• Work to do
Separate out the lines that hold "header".
╔══
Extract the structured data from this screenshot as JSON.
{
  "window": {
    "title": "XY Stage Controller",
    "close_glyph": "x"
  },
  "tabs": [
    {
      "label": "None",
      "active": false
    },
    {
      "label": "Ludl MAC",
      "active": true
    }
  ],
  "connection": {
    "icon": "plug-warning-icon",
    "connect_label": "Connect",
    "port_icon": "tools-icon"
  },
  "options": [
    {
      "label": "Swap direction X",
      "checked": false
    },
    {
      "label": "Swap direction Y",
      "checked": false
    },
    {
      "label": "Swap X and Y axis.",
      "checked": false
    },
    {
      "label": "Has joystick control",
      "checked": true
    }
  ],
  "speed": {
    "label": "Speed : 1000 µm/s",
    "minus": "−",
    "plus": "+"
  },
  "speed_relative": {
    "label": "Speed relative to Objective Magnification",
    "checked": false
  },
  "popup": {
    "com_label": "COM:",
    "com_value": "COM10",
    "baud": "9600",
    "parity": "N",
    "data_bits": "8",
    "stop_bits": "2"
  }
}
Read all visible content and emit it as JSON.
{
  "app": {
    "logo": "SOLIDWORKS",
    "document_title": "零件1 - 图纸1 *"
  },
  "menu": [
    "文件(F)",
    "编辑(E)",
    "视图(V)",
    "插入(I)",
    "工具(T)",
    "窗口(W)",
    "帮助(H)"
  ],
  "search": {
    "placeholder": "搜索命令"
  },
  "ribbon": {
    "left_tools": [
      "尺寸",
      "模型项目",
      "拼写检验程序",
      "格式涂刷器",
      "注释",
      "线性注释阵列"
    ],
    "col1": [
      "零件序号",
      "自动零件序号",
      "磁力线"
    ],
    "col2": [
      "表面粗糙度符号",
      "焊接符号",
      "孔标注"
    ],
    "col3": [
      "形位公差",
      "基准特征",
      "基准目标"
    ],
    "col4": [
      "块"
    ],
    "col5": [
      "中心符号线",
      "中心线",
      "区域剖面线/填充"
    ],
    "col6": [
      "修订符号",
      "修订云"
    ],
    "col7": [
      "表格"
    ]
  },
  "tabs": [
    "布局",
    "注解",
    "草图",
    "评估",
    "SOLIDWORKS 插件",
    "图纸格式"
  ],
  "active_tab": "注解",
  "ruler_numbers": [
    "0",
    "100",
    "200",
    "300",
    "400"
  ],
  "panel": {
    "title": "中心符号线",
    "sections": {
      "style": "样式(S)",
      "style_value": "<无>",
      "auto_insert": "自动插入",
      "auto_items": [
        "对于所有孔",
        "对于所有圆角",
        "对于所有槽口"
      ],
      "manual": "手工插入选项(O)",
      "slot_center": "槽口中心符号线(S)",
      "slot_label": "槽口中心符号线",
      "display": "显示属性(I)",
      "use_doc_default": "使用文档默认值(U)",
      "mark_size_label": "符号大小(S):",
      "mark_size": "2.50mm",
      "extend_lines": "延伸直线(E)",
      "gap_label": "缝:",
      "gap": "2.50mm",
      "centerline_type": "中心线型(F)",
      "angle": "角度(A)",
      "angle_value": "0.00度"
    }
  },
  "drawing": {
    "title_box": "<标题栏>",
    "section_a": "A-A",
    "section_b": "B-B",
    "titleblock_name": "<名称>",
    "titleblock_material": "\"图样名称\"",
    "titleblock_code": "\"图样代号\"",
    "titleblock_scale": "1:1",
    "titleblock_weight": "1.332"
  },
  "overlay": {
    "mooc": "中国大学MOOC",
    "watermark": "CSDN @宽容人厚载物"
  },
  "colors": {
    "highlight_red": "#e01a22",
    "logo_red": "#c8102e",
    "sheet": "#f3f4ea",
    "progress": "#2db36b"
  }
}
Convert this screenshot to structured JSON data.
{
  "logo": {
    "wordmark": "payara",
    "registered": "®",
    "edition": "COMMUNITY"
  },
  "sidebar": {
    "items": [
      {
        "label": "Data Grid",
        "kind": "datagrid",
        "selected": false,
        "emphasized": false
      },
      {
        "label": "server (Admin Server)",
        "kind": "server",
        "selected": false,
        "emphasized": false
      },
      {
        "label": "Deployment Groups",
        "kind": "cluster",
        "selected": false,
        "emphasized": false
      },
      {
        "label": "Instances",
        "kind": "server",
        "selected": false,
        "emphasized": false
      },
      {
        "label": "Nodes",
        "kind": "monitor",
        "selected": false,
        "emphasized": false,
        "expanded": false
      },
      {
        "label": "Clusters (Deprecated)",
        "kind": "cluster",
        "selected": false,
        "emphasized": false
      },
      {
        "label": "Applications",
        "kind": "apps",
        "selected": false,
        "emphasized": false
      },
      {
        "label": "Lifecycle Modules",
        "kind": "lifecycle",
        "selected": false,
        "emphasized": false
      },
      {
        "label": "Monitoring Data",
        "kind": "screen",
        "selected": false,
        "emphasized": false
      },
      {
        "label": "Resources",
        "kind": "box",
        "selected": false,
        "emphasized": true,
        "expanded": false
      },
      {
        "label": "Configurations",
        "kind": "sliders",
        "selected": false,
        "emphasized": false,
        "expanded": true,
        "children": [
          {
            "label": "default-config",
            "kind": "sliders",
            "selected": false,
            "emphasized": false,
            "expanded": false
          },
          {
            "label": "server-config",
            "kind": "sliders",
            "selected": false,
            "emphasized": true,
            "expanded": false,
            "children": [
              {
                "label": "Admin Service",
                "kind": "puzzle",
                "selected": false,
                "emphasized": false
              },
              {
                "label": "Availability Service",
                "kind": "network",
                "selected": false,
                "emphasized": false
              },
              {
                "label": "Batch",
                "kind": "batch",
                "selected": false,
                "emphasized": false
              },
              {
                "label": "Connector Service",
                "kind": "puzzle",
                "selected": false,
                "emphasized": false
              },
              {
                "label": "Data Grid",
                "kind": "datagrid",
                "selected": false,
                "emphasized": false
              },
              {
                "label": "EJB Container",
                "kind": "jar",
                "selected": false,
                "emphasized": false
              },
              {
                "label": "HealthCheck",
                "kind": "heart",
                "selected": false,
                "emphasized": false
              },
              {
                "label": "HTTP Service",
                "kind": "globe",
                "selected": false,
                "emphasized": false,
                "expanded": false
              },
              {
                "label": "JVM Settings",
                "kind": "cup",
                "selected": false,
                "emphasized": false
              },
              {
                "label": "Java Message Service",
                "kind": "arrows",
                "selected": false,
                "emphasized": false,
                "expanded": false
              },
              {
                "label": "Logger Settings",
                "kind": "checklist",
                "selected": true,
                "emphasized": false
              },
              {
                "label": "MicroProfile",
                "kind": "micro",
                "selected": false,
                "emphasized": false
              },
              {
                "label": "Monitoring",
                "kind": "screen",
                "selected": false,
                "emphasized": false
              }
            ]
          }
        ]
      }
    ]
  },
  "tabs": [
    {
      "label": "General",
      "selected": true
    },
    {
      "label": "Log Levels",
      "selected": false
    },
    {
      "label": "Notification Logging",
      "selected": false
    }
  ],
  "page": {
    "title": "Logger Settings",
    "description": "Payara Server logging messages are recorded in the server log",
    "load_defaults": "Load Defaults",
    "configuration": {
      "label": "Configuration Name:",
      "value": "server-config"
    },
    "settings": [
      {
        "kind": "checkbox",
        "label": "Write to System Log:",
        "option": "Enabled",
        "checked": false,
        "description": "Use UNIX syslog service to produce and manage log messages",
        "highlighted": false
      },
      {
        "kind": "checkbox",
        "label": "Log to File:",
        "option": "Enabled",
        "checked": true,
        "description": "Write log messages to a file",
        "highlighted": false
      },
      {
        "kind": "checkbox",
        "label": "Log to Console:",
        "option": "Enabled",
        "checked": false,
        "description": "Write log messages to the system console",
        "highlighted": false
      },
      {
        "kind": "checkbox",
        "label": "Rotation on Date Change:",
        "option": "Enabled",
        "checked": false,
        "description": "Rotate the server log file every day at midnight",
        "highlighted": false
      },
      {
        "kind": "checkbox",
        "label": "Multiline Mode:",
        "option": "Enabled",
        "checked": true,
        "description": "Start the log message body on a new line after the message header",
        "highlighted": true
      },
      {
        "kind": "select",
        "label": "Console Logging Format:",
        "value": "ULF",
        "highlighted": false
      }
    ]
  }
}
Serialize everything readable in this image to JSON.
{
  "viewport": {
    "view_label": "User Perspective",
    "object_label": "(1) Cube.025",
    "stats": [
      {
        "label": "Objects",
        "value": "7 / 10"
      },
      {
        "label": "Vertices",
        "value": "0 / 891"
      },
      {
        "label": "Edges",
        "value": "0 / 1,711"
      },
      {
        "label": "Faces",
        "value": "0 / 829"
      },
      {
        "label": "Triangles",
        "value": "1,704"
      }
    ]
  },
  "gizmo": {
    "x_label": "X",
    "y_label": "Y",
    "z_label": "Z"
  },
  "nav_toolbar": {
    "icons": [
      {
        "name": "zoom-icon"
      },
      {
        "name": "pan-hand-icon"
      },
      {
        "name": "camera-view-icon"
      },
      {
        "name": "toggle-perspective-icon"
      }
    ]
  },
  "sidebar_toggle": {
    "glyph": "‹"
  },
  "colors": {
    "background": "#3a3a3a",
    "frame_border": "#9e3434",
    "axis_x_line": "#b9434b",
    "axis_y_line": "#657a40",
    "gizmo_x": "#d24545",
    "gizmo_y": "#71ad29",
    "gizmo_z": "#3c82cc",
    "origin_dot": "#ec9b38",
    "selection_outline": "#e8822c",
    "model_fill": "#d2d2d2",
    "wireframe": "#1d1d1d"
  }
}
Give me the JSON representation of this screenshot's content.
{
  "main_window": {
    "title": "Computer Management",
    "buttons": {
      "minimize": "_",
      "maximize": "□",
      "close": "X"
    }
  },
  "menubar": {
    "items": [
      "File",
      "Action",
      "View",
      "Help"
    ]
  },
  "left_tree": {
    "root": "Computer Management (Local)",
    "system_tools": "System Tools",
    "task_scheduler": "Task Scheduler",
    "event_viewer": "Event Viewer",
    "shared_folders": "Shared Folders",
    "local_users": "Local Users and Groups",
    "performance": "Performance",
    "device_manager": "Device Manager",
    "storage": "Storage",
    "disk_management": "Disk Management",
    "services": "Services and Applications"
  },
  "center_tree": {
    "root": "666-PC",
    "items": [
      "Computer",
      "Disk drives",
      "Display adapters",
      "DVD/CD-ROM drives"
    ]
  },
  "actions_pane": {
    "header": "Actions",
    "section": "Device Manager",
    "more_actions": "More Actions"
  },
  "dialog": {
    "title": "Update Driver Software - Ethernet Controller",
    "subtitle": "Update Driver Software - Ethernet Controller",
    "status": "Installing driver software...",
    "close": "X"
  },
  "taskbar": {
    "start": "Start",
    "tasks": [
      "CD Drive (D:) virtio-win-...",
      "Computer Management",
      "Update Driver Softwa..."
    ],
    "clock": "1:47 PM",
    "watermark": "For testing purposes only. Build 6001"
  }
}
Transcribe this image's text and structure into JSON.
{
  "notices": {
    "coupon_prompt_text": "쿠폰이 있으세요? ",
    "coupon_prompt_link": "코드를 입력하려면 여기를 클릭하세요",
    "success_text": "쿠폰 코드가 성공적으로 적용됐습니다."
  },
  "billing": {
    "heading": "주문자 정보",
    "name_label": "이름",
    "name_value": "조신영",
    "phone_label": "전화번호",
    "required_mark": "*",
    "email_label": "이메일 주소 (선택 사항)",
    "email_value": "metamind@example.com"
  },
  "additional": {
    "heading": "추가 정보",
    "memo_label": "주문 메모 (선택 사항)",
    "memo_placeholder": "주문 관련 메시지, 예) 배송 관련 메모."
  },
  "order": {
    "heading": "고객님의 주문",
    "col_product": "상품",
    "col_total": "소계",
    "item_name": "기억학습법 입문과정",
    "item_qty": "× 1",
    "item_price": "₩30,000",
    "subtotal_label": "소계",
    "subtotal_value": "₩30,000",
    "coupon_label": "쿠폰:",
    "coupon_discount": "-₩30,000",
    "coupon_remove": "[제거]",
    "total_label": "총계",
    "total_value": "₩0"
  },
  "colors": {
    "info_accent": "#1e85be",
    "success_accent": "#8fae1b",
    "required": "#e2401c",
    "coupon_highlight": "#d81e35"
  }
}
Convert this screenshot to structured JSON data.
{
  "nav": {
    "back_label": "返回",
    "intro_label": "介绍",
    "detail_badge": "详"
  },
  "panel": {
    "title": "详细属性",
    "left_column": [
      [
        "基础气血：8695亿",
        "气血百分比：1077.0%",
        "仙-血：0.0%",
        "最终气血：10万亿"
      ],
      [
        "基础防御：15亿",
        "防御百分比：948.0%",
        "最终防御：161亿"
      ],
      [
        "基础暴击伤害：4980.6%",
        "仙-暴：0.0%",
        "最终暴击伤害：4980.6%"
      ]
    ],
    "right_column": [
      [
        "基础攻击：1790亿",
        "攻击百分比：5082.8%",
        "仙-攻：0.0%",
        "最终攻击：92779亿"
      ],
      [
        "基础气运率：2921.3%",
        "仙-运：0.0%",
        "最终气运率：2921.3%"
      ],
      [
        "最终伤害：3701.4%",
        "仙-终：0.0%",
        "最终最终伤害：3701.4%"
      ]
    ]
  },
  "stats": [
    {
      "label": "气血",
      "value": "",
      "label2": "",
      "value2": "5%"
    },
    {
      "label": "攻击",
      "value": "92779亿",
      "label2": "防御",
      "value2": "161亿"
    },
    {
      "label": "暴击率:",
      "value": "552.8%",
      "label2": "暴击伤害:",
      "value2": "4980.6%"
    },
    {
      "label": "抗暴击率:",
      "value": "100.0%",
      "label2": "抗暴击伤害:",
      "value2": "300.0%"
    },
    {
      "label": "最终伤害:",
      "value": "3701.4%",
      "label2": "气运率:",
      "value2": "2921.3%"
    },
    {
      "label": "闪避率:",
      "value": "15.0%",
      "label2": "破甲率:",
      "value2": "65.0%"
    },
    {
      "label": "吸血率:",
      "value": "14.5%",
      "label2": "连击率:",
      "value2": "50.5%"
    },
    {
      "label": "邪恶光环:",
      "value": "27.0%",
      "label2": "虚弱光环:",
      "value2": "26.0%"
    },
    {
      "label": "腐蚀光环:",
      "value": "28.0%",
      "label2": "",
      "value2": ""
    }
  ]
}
╚══
• Worked answer
        "description": "Start the log message body on a new line after the message header",
    "header": "Actions",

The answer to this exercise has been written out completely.